Recorded data
....
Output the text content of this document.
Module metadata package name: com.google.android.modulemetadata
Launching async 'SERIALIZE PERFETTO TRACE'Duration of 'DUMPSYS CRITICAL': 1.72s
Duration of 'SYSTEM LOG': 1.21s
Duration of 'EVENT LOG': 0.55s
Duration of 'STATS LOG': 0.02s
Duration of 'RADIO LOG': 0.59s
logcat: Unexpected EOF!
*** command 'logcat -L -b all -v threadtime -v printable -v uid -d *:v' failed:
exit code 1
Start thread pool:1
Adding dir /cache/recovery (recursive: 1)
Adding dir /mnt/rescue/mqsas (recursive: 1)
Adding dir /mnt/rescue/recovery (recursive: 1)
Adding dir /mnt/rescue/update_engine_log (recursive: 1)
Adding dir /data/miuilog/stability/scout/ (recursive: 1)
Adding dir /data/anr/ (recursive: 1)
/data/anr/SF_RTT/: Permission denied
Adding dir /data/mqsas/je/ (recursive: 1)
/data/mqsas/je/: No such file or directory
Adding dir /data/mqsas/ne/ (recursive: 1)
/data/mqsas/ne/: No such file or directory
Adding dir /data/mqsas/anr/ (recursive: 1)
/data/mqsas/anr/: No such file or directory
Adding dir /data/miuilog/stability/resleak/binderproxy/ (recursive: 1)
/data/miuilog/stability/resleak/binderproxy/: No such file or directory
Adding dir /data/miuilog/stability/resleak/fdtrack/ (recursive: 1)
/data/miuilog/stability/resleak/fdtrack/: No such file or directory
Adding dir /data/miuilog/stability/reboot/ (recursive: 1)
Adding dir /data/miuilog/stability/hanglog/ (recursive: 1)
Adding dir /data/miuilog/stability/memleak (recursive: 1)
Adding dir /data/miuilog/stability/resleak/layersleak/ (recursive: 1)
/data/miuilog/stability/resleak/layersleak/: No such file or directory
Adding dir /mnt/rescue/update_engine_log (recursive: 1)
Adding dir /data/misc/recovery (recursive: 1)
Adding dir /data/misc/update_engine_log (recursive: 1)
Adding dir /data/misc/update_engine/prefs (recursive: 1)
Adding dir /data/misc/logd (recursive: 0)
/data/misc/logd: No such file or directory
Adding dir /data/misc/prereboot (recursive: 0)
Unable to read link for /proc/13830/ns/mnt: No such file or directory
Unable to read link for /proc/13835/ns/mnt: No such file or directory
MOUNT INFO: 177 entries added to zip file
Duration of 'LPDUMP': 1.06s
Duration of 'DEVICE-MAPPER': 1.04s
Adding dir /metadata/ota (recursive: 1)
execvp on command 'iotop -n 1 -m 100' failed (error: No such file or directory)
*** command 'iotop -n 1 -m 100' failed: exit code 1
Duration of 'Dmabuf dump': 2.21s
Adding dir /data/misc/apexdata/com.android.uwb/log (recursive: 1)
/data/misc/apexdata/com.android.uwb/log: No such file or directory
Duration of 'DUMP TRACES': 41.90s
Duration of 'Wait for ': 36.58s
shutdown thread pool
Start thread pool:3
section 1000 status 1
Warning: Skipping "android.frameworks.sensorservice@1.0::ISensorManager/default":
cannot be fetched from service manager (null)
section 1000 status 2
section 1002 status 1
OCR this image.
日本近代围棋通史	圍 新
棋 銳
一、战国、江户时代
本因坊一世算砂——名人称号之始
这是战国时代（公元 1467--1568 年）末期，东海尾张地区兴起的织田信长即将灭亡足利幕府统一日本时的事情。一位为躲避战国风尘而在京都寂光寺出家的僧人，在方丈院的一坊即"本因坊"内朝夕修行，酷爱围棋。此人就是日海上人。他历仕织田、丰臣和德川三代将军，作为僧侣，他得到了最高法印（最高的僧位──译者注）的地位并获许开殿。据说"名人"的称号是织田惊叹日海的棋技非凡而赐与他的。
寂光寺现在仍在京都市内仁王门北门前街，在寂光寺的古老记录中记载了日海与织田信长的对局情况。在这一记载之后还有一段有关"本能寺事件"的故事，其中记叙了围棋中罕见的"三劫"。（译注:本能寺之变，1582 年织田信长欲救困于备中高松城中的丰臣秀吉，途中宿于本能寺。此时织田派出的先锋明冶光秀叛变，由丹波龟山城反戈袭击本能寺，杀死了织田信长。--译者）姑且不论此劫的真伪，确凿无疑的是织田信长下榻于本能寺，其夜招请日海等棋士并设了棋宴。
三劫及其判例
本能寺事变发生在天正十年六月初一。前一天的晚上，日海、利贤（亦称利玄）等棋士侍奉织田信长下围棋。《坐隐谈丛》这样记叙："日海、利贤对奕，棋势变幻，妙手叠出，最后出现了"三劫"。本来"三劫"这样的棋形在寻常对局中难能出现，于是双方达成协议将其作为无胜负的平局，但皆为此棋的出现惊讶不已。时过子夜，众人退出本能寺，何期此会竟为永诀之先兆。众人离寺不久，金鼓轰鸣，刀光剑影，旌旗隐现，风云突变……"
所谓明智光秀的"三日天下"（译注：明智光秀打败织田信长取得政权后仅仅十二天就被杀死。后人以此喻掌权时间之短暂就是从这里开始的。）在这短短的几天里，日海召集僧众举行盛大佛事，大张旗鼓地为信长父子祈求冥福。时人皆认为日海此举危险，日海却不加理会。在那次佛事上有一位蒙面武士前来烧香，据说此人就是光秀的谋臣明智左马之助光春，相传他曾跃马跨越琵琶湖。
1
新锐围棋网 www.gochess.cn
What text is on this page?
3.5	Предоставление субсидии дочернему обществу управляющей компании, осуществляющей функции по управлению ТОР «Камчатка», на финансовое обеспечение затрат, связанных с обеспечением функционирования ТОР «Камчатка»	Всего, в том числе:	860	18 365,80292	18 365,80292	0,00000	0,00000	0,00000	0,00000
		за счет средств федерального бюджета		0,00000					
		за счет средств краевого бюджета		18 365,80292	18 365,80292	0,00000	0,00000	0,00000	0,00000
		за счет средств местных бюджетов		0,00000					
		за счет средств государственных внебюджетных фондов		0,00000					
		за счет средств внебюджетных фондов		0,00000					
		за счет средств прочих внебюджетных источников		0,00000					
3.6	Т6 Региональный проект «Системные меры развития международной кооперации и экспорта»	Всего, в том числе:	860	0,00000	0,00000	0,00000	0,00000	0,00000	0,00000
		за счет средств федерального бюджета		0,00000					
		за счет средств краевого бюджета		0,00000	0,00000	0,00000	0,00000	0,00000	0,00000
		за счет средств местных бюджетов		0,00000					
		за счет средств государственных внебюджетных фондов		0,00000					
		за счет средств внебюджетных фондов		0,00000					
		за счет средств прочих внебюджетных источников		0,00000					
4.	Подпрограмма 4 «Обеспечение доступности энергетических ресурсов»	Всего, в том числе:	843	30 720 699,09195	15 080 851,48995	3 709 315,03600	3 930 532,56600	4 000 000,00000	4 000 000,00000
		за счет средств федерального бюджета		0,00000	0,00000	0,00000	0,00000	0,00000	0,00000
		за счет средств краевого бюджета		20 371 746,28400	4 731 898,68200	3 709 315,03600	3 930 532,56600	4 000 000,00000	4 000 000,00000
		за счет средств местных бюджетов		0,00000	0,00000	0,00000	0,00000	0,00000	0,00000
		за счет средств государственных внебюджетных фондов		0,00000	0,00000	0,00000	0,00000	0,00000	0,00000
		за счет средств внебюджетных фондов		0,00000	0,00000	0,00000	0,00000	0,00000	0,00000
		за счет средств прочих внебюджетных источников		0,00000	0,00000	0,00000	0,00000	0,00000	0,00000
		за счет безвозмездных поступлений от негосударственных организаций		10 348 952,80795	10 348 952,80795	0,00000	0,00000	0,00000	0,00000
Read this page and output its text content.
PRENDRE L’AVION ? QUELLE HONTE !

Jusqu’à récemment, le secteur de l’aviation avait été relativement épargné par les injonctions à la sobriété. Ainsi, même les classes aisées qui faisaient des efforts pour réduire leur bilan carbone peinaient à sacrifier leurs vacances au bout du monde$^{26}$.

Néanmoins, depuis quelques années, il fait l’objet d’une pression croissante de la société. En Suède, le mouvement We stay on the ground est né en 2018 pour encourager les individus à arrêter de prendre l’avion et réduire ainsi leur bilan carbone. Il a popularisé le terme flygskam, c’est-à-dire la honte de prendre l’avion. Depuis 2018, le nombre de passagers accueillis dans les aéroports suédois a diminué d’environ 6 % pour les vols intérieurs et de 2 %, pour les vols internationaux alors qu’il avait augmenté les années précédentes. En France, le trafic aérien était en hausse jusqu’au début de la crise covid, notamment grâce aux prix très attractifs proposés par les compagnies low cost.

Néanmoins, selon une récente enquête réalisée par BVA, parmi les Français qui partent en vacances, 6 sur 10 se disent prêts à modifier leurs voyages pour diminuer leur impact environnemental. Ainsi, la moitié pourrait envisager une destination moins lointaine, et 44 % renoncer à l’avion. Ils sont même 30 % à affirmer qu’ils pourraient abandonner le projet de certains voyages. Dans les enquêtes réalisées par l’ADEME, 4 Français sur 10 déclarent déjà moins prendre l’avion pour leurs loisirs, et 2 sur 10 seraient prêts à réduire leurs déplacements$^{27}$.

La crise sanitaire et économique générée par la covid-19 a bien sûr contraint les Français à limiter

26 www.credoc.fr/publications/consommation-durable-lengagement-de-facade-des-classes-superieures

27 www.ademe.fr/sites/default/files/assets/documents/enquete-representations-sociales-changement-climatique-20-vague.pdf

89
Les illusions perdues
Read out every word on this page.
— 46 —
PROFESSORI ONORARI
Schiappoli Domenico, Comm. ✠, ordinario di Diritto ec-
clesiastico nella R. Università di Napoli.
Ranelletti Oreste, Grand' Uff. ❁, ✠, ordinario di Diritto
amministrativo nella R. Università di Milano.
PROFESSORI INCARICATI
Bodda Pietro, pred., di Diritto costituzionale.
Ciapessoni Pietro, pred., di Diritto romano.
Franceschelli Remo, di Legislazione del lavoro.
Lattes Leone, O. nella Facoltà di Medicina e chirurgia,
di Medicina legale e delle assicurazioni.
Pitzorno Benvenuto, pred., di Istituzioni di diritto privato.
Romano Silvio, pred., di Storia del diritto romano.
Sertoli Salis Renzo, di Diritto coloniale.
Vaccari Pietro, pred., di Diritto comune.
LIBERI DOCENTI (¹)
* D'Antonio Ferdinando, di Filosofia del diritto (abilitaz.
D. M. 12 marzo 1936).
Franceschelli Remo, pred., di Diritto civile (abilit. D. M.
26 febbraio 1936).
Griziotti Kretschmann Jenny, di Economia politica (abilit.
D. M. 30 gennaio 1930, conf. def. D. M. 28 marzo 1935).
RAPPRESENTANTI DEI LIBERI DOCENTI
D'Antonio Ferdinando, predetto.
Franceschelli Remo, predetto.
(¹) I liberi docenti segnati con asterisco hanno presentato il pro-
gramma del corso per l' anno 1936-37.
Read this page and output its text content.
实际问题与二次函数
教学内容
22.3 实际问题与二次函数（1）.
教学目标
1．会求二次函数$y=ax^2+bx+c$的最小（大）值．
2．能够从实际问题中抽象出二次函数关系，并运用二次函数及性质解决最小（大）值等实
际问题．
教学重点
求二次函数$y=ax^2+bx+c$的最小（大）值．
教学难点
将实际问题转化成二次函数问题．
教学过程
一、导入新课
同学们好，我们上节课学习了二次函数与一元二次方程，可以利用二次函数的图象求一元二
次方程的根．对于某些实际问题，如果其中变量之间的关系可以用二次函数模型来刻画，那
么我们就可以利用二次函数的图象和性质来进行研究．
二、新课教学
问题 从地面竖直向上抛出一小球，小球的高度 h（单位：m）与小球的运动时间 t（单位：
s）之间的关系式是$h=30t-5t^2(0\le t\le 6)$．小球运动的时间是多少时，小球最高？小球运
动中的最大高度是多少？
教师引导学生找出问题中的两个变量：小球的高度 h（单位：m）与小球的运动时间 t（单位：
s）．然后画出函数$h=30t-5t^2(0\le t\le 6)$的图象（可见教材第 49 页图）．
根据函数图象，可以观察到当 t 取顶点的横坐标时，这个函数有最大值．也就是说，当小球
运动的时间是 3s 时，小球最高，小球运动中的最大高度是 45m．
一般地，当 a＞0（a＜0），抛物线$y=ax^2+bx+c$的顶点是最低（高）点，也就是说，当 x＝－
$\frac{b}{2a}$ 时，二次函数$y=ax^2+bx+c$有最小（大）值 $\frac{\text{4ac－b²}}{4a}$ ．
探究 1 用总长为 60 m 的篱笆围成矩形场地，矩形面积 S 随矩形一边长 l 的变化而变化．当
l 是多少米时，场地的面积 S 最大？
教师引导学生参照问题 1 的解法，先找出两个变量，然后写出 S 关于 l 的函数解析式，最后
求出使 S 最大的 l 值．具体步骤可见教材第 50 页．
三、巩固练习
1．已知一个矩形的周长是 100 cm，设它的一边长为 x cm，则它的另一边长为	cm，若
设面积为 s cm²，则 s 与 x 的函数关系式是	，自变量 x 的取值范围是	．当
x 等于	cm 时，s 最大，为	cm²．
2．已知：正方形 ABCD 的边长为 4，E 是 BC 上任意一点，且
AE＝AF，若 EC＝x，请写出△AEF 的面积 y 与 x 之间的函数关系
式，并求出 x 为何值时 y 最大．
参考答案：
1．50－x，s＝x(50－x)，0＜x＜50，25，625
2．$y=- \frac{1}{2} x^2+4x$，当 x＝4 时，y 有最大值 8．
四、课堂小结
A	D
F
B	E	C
....
-- EXERCISE --
Look over the records above and copy each line that includes the string "status".

-- WORKED ANSWER --
section 1000 status 1
section 1000 status 2
section 1002 status 1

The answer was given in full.